WORK TO BE COMPLETED:
Output the material below unchanged, apart from leaving out the pictures.

DATA SHOWN:

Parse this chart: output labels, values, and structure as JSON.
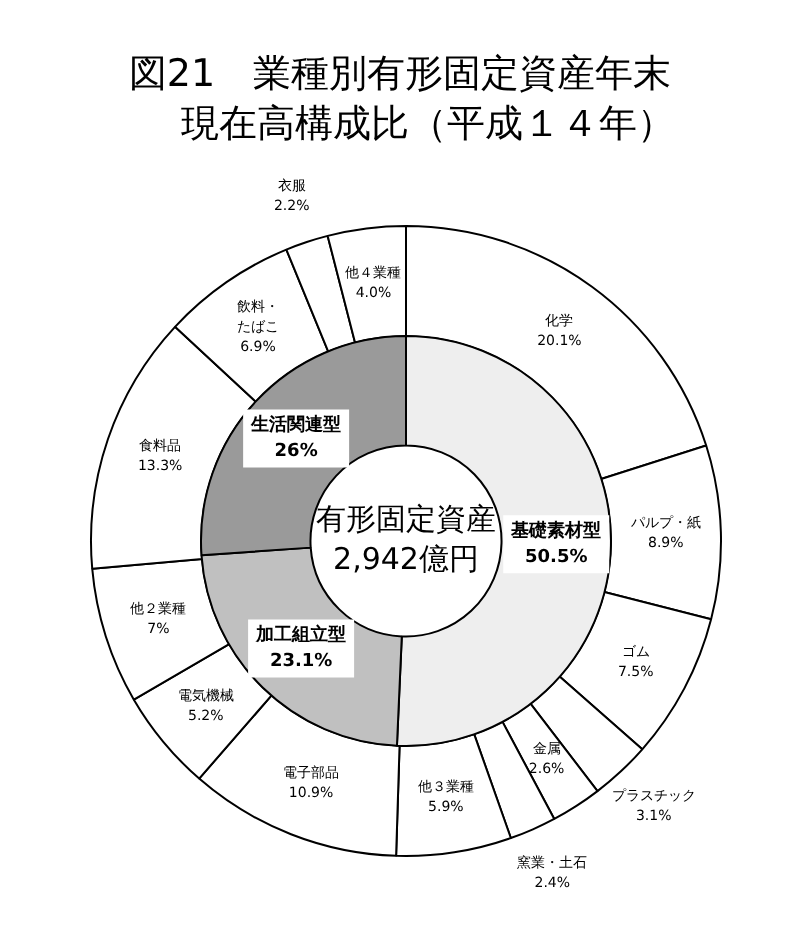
{
  "chart_data": [
    {
      "type": "donut",
      "title": "図21　業種別有形固定資産年末現在高構成比（平成１４年）",
      "legend": false,
      "categories": [
        "化学",
        "パルプ・紙",
        "ゴム",
        "プラスチック",
        "金属",
        "窯業・土石",
        "他３業種",
        "電子部品",
        "電気機械",
        "他２業種",
        "食料品",
        "飲料・たばこ",
        "衣服",
        "他４業種"
      ],
      "values": [
        20.1,
        8.9,
        7.5,
        3.1,
        2.6,
        2.4,
        5.9,
        10.9,
        5.2,
        7,
        13.3,
        6.9,
        2.2,
        4.0
      ],
      "value_labels": [
        "20.1%",
        "8.9%",
        "7.5%",
        "3.1%",
        "2.6%",
        "2.4%",
        "5.9%",
        "10.9%",
        "5.2%",
        "7%",
        "13.3%",
        "6.9%",
        "2.2%",
        "4.0%"
      ],
      "colors": [
        "#ffffff",
        "#ffffff",
        "#ffffff",
        "#ffffff",
        "#ffffff",
        "#ffffff",
        "#ffffff",
        "#ffffff",
        "#ffffff",
        "#ffffff",
        "#ffffff",
        "#ffffff",
        "#ffffff",
        "#ffffff"
      ]
    },
    {
      "type": "donut",
      "legend": false,
      "annotations": [
        "有形固定資産\n2,942億円"
      ],
      "categories": [
        "基礎素材型",
        "加工組立型",
        "生活関連型"
      ],
      "values": [
        50.5,
        23.1,
        26
      ],
      "value_labels": [
        "50.5%",
        "23.1%",
        "26%"
      ],
      "colors": [
        "#eeeeee",
        "#c0c0c0",
        "#9a9a9a"
      ]
    }
  ]
}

ANSWER TO THE PROBLEM:
Parse this chart: output labels, values, and structure as JSON.
{
  "chart_data": [
    {
      "type": "donut",
      "title": "図21　業種別有形固定資産年末現在高構成比（平成１４年）",
      "legend": false,
      "categories": [
        "化学",
        "パルプ・紙",
        "ゴム",
        "プラスチック",
        "金属",
        "窯業・土石",
        "他３業種",
        "電子部品",
        "電気機械",
        "他２業種",
        "食料品",
        "飲料・たばこ",
        "衣服",
        "他４業種"
      ],
      "values": [
        20.1,
        8.9,
        7.5,
        3.1,
        2.6,
        2.4,
        5.9,
        10.9,
        5.2,
        7,
        13.3,
        6.9,
        2.2,
        4.0
      ],
      "value_labels": [
        "20.1%",
        "8.9%",
        "7.5%",
        "3.1%",
        "2.6%",
        "2.4%",
        "5.9%",
        "10.9%",
        "5.2%",
        "7%",
        "13.3%",
        "6.9%",
        "2.2%",
        "4.0%"
      ],
      "colors": [
        "#ffffff",
        "#ffffff",
        "#ffffff",
        "#ffffff",
        "#ffffff",
        "#ffffff",
        "#ffffff",
        "#ffffff",
        "#ffffff",
        "#ffffff",
        "#ffffff",
        "#ffffff",
        "#ffffff",
        "#ffffff"
      ]
    },
    {
      "type": "donut",
      "legend": false,
      "annotations": [
        "有形固定資産\n2,942億円"
      ],
      "categories": [
        "基礎素材型",
        "加工組立型",
        "生活関連型"
      ],
      "values": [
        50.5,
        23.1,
        26
      ],
      "value_labels": [
        "50.5%",
        "23.1%",
        "26%"
      ],
      "colors": [
        "#eeeeee",
        "#c0c0c0",
        "#9a9a9a"
      ]
    }
  ]
}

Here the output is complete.